Task directions >> Find the string "презентация" and gather every line that holds it.

Stored data >>
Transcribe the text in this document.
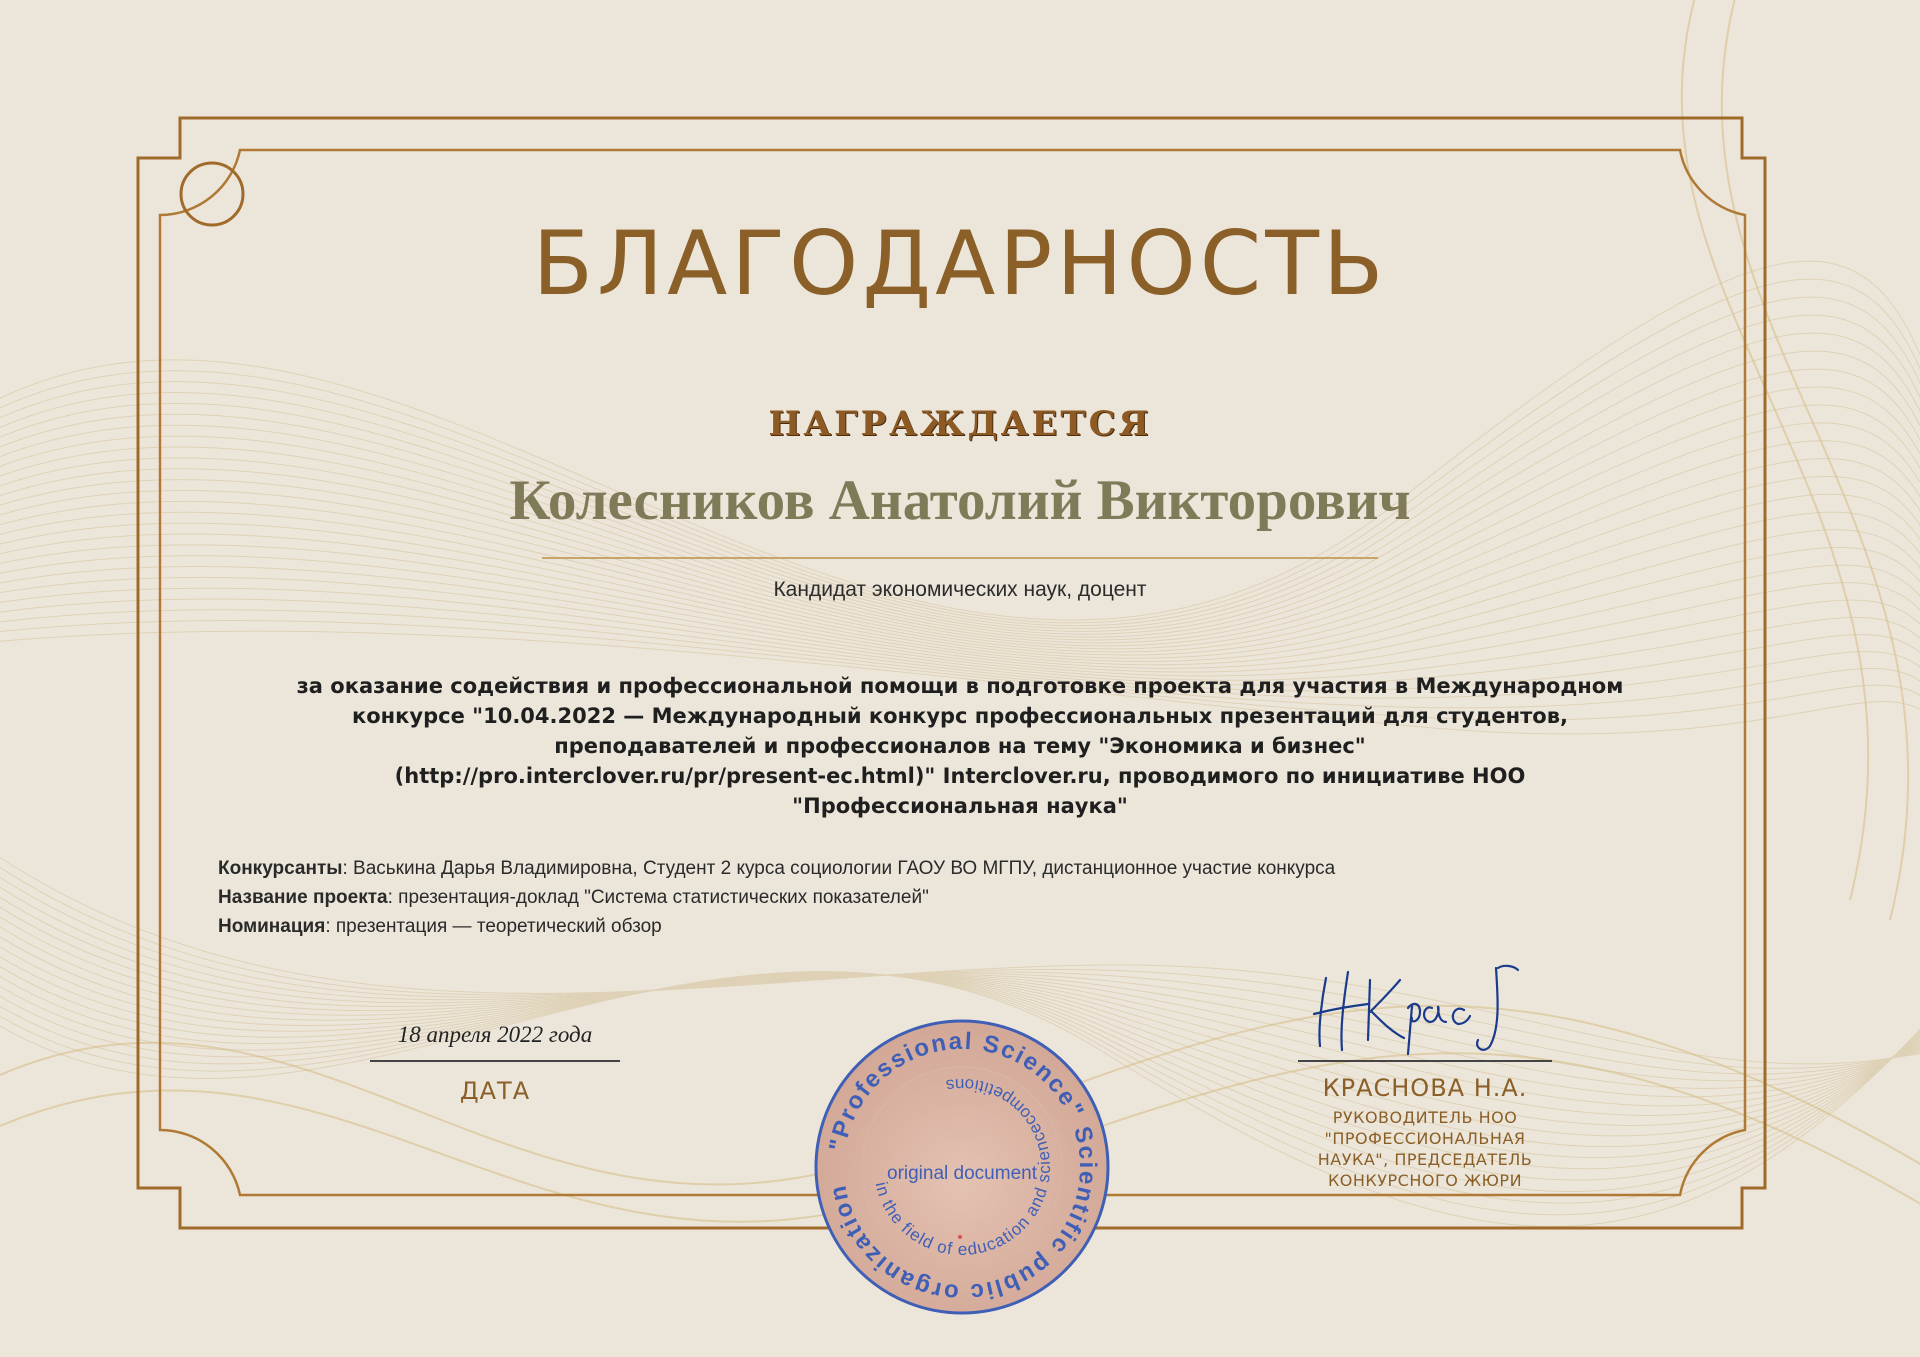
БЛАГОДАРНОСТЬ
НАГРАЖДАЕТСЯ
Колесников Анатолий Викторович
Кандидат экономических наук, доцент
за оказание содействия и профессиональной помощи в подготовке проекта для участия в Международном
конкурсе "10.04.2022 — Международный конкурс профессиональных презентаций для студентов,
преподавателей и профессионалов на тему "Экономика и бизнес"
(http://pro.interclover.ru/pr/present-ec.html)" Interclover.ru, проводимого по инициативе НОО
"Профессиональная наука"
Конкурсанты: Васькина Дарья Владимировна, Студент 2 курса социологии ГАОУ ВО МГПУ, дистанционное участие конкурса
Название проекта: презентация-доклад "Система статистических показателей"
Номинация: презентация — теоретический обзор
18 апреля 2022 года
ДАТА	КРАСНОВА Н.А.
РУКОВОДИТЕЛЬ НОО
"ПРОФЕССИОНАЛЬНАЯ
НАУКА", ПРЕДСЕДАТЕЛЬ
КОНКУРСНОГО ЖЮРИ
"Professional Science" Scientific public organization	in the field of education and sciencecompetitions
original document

The result >>
Название проекта: презентация-доклад "Система статистических показателей"
Номинация: презентация — теоретический обзор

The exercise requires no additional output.